**Raw data**
:::
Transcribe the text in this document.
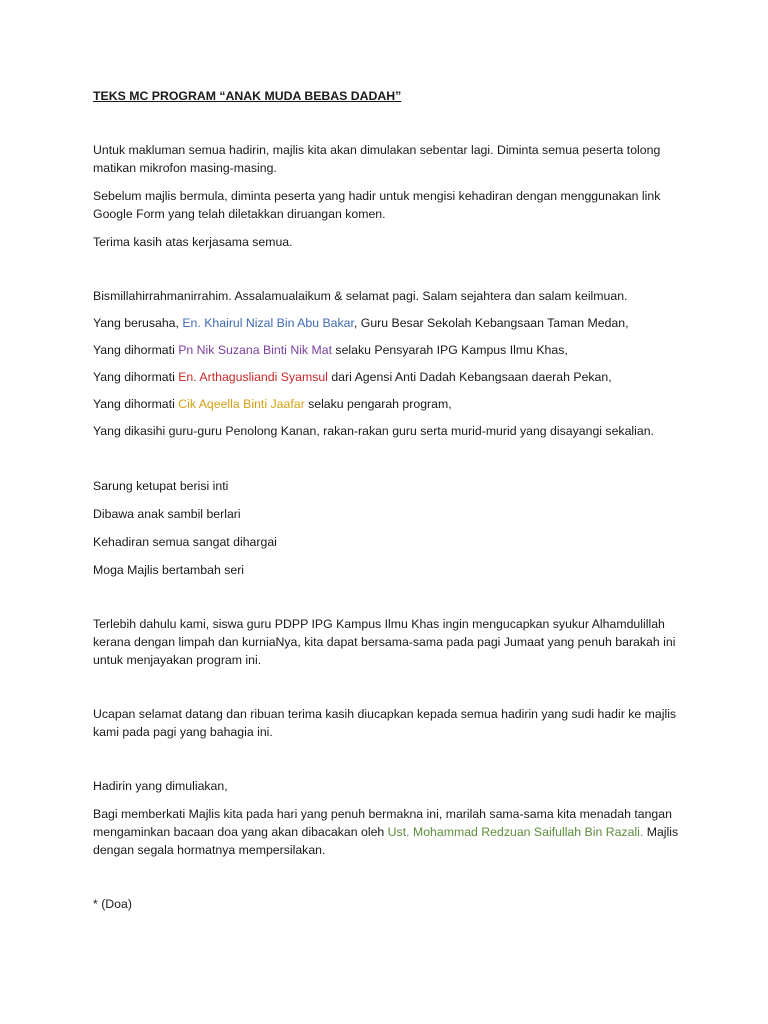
TEKS MC PROGRAM “ANAK MUDA BEBAS DADAH”

Untuk makluman semua hadirin, majlis kita akan dimulakan sebentar lagi. Diminta semua peserta tolong matikan mikrofon masing-masing.

Sebelum majlis bermula, diminta peserta yang hadir untuk mengisi kehadiran dengan menggunakan link Google Form yang telah diletakkan diruangan komen.

Terima kasih atas kerjasama semua.

Bismillahirrahmanirrahim. Assalamualaikum & selamat pagi. Salam sejahtera dan salam keilmuan.

Yang berusaha, En. Khairul Nizal Bin Abu Bakar, Guru Besar Sekolah Kebangsaan Taman Medan,

Yang dihormati Pn Nik Suzana Binti Nik Mat selaku Pensyarah IPG Kampus Ilmu Khas,

Yang dihormati En. Arthagusliandi Syamsul dari Agensi Anti Dadah Kebangsaan daerah Pekan,

Yang dihormati Cik Aqeella Binti Jaafar selaku pengarah program,

Yang dikasihi guru-guru Penolong Kanan, rakan-rakan guru serta murid-murid yang disayangi sekalian.

Sarung ketupat berisi inti

Dibawa anak sambil berlari

Kehadiran semua sangat dihargai

Moga Majlis bertambah seri

Terlebih dahulu kami, siswa guru PDPP IPG Kampus Ilmu Khas ingin mengucapkan syukur Alhamdulillah kerana dengan limpah dan kurniaNya, kita dapat bersama-sama pada pagi Jumaat yang penuh barakah ini untuk menjayakan program ini.

Ucapan selamat datang dan ribuan terima kasih diucapkan kepada semua hadirin yang sudi hadir ke majlis kami pada pagi yang bahagia ini.

Hadirin yang dimuliakan,

Bagi memberkati Majlis kita pada hari yang penuh bermakna ini, marilah sama-sama kita menadah tangan mengaminkan bacaan doa yang akan dibacakan oleh Ust. Mohammad Redzuan Saifullah Bin Razali. Majlis dengan segala hormatnya mempersilakan.

* (Doa)
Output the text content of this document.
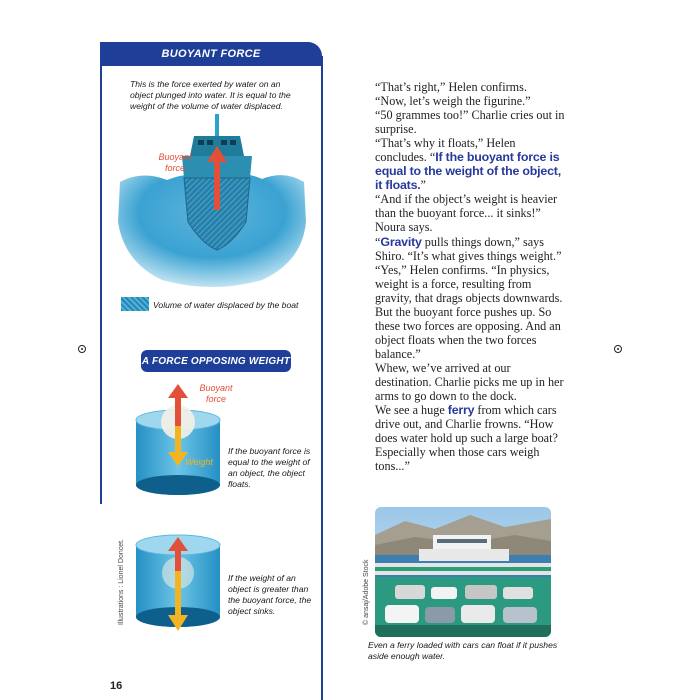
BUOYANT FORCE
This is the force exerted by water on an object plunged into water. It is equal to the weight of the volume of water displaced.
Buoyant force
Volume of water displaced by the boat
A FORCE OPPOSING WEIGHT
Buoyant force
Weight
If the buoyant force is equal to the weight of an object, the object floats.
If the weight of an object is greater than the buoyant force, the object sinks.
Illustrations : Lionel Doncet.
16

“That’s right,” Helen confirms.

“Now, let’s weigh the figurine.”

“50 grammes too!” Charlie cries out in surprise.

“That’s why it floats,” Helen concludes. “If the buoyant force is equal to the weight of the object, it floats.”

“And if the object’s weight is heavier than the buoyant force... it sinks!” Noura says.

“Gravity pulls things down,” says Shiro. “It’s what gives things weight.”

“Yes,” Helen confirms. “In physics, weight is a force, resulting from gravity, that drags objects downwards. But the buoyant force pushes up. So these two forces are opposing. And an object floats when the two forces balance.”

Whew, we’ve arrived at our destination. Charlie picks me up in her arms to go down to the dock.

We see a huge ferry from which cars drive out, and Charlie frowns. “How does water hold up such a large boat? Especially when those cars weigh tons...”

© ansaj/Adobe Stock
Even a ferry loaded with cars can float if it pushes aside enough water.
:::
**What you will do**
Pick every line with "kami" in it and copy it.

**Answer below**
Terlebih dahulu kami, siswa guru PDPP IPG Kampus Ilmu Khas ingin mengucapkan syukur Alhamdulillah kerana dengan limpah dan kurniaNya, kita dapat bersama-sama pada pagi Jumaat yang penuh barakah ini untuk menjayakan program ini.
Ucapan selamat datang dan ribuan terima kasih diucapkan kepada semua hadirin yang sudi hadir ke majlis kami pada pagi yang bahagia ini.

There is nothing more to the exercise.